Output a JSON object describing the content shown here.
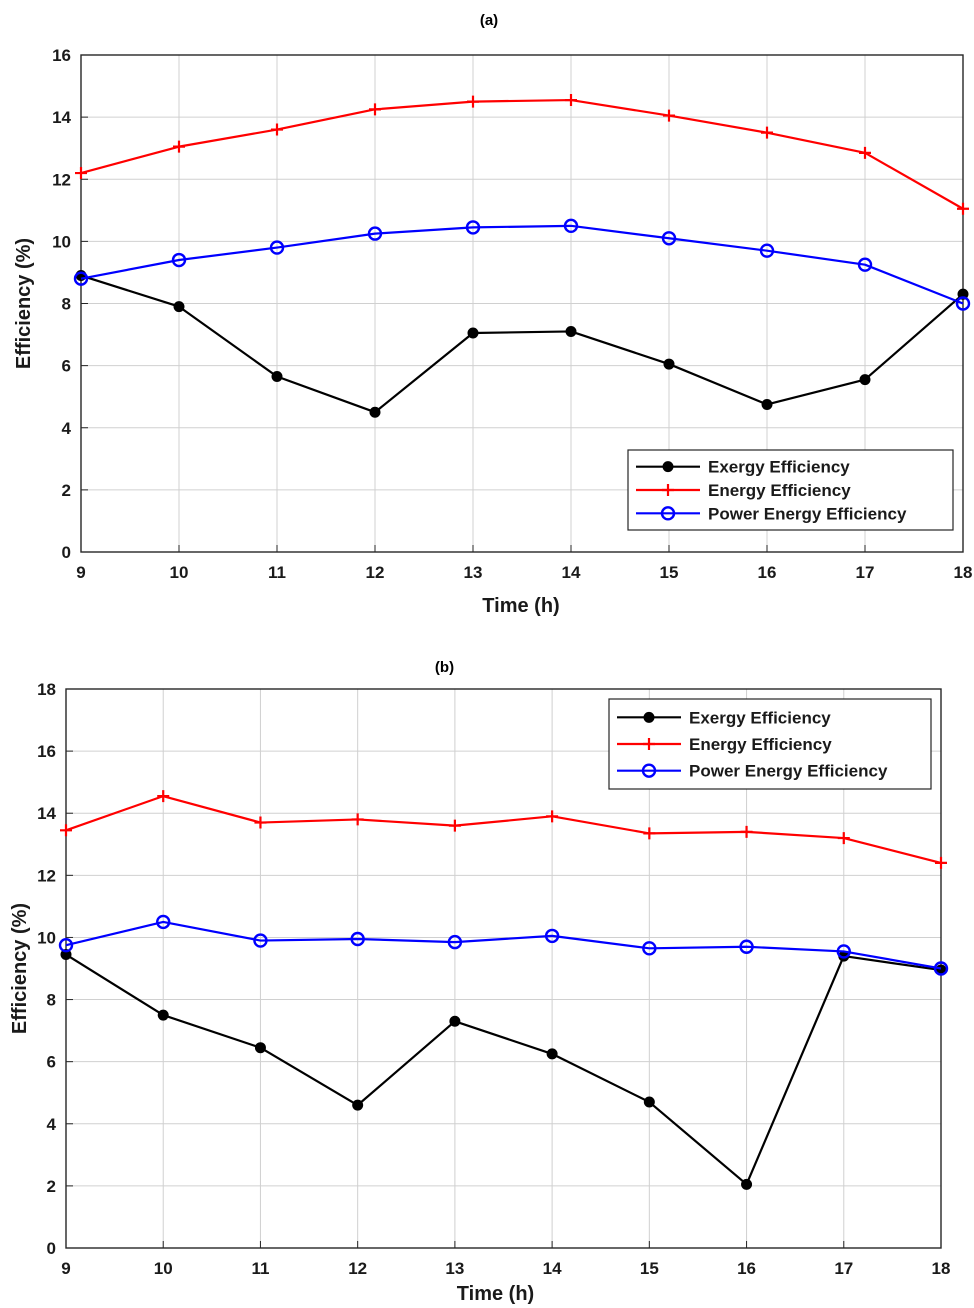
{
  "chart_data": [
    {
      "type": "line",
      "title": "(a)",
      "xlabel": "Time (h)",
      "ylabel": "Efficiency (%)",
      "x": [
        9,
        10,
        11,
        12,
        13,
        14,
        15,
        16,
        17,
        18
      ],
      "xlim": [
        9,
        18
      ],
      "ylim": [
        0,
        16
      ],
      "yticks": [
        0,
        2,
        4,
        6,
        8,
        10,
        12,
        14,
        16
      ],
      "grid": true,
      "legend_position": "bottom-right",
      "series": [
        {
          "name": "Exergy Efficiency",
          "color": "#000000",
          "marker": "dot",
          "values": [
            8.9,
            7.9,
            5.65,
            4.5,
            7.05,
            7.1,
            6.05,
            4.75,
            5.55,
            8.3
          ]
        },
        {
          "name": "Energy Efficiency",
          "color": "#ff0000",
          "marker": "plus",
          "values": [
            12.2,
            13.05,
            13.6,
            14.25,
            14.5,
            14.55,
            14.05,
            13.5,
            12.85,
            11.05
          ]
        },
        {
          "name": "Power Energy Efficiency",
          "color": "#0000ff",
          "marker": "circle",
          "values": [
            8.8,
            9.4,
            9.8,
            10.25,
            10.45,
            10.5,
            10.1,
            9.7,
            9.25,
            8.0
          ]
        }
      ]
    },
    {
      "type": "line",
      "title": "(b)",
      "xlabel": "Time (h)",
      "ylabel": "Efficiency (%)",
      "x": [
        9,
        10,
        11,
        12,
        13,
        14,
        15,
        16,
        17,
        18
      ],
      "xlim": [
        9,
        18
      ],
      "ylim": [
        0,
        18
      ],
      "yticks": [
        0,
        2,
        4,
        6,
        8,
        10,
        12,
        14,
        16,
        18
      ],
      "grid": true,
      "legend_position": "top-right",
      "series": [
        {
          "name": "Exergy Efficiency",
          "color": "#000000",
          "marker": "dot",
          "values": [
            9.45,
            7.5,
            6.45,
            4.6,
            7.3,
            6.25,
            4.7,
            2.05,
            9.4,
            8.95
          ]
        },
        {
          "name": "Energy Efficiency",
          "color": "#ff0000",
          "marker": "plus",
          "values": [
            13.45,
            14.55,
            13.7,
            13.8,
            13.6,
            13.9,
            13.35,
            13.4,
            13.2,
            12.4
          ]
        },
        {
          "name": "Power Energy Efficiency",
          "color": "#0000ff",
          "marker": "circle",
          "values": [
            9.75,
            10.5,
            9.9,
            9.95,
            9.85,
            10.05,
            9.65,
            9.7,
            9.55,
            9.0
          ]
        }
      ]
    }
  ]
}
========================
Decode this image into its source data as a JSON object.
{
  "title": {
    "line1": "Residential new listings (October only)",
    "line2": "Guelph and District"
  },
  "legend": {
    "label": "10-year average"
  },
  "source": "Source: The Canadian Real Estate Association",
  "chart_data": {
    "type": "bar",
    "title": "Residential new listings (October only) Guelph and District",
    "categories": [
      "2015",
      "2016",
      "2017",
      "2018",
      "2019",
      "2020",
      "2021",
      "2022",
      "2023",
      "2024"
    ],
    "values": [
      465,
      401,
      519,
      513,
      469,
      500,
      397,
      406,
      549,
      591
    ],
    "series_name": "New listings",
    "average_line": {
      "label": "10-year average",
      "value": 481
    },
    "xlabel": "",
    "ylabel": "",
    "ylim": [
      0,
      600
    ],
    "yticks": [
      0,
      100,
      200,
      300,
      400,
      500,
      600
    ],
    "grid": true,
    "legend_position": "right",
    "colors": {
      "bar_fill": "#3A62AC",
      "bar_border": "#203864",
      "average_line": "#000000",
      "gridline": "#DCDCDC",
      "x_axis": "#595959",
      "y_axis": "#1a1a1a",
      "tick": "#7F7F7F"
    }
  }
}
========================
Aim of the exercise: Gather all lines from the records above in which "listings" appears.

Answer to this exercise:
    "line1": "Residential new listings (October only)",
    "title": "Residential new listings (October only) Guelph and District",
    "series_name": "New listings",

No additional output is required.